● Excerpt to read
8992
Views
Open Access Peer-Reviewed
Relato de casos

Reconstruction options for the closure of nasal surgical defects

Bárbara de Oliveira Martins; Juliana Câmara Mariz; Laura Franco Belga; Marcella Leal Novello D'Elia; Carlos Baptista Barcaui

DOI: https://doi.org/10.5935/scd1984-8773.20201243692

Received on: 26/08/2020
Approved on: 04/03/2021


Financial support: None
Conflict of interest: None
Study conducted at the Department of Dermatology of the Pedro Ernesto University Hospital, Universidade do Estado do Rio de Janeiro, Rio de Janeiro (RJ), Brazil


Abstract

Basal cell carcinoma is the most common type of nonmelanoma skin cancer, and the nose is the most common site. The treatment of choice, surgical excision, may cause nasal defects, which may be challenging for surgeons for maintaining functionality and aesthetics. When planning the reconstruction, one should carefully consider the nose’s anatomical features and the patient’s individual characteristics. We report four cases of nasal defects due to surgical excision of basal cell carcinoma approached with different closure techniques (primary closure, flap, graft, and second-intention healing), achieving equally satisfactory esthetic and functional results..


Keywords: Carcinoma Basal Cell; Nose; Reconstruction; Surgical Flaps; Skin Transplantation


INTRODUCTION

Non-melanoma skin cancer is the most common neoplasm in the world, and basal cell carcinoma (BCC) is the most frequent (75%), followed by squamous cell carcinoma (SCC) (20%) and melanoma (5%).1 Head and neck are the most affected regions, most commonly the nose due to cumulative sun exposure. 2

When approaching malignant lesions on the face, the primary objective is to perform surgery with free oncological margins to excise the tumor completely – the gold standard treatment. Secondary endpoints are maintenance of functionality and obtaining a good aesthetic result.1,2

However, the resulting surgical defect is close to orifices in the head and neck. Thus, resection with safety margins and reconstruction constitutes a significant challenge, demanding knowledge, experience, and creativity on the surgeon’s part, and often requiring flaps and grafts.1

 

METHODS

Case 1 - A 63-year-old man presented a papular lesion in the right nasal wing. The lesion was excised and closed by secondary intention (Figure 1).

Case 2 - A 64-year-old woman exhibited a nodular lesion with an ulceration area between the lateral wall of the nose and the left nasal wing. The lesion was excised and closed by primary intention (Figure 2).

Case 3 - A 70-year-old man had an ulcerated nodular lesion on the right side of the nose. The patient underwent excision and reconstruction with a rotation flap (Figures 3 and 4).

● Tasks
(A) Set down the stretch of the nasal reconstruction case report from "Case 2 - A 64-year-old" through "intention (Figure 2).", word for word.
(B) Summarize the nasal reconstruction case report in two sentences.
(C) Continue the nasal reconstruction case report from the point where it stops.

● Input data
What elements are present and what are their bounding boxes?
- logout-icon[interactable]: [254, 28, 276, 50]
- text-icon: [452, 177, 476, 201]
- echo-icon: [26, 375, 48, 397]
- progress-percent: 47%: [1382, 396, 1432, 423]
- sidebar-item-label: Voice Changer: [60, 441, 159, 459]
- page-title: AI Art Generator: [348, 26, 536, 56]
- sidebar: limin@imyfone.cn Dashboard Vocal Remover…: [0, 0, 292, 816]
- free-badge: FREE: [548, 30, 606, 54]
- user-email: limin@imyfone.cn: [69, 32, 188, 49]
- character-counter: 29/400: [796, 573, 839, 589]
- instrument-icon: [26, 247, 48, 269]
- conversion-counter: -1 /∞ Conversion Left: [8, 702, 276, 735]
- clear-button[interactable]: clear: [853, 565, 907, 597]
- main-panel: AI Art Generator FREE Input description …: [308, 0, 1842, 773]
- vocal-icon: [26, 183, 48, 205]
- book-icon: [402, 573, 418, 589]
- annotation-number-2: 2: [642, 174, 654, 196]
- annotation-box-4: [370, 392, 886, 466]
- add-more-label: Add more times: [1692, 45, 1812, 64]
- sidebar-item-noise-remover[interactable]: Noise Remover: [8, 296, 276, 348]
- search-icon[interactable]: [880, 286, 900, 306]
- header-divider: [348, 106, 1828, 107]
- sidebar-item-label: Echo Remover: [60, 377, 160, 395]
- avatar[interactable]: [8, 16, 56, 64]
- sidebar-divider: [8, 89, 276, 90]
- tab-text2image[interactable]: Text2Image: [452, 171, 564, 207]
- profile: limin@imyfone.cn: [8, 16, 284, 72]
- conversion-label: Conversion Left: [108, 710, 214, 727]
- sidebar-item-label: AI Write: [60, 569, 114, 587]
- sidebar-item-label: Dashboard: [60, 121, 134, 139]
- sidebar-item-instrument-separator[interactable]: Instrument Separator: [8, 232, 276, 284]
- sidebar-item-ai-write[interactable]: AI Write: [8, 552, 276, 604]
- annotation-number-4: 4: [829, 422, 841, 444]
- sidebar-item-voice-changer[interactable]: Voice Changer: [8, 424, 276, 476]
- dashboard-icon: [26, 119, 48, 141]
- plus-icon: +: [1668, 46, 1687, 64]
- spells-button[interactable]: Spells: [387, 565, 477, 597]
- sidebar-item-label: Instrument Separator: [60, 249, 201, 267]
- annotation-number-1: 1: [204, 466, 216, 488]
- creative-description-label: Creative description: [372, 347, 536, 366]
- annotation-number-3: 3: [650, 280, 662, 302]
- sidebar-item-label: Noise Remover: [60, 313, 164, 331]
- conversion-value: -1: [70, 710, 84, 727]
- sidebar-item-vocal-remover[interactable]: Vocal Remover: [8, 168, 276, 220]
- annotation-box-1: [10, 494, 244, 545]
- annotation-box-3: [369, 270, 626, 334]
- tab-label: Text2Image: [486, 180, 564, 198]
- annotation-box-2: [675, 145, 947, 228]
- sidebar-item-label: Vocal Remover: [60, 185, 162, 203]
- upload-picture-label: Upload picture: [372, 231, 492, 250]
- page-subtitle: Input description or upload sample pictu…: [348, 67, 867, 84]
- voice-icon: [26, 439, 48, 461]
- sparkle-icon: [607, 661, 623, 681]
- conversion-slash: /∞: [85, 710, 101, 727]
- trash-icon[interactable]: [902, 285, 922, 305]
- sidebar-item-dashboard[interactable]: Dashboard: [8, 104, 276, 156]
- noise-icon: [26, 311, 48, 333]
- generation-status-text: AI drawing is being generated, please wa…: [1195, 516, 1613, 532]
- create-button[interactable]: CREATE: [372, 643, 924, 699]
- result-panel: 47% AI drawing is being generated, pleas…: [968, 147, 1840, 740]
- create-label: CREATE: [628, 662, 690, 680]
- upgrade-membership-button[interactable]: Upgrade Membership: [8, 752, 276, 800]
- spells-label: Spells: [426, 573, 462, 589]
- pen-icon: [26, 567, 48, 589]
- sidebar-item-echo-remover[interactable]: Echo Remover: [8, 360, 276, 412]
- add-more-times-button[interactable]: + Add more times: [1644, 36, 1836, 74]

● Task results
(A)
Case 2 - A 64-year-old woman exhibited a nodular lesion with an ulceration area between the lateral wall of the nose and the left nasal wing. The lesion was excised and closed by primary intention (Figure 2).

(B) Basal cell carcinoma is the most frequent non-melanoma skin cancer, and it most often affects the nose. Surgical excision with free margins is the gold standard, but the resulting defects near facial orifices make reconstruction challenging, so the report presents four cases closed by different techniques with equally satisfactory esthetic and functional results.

(C)
Case 4 - A 91-year-old man presented an ulcerated nodular lesion on the left side of the nose. The patient underwent excision and skin graft using the infraclavicular region as donor area (Figures 5 and 6).

All cases were clinically suggestive of BCC, and an experienced professional confirmed the diagnosis through dermoscopy. Local anesthesia was applied with an anesthetic solution, and the lesions were excised with 4 mm surgical margins delimited by dermoscopy. The suture, when performed, used 5-0 nylon. The procedures had no complications in the intra and postoperative periods.

 

DISCUSSION

The nose plays an essential role in facial aesthetics.3 It is the facial structure most exposed to the sun and, therefore, the most affected by BCC. BCC is a malignant neoplasm of follicle germ cells, with no precursor lesions described. Its risk factors include exposure to ultraviolet radiation, light skin phototypes, positive family history, childhood ephelides, immunosuppression, exposure to arsenic, scarring, and hereditary diseases.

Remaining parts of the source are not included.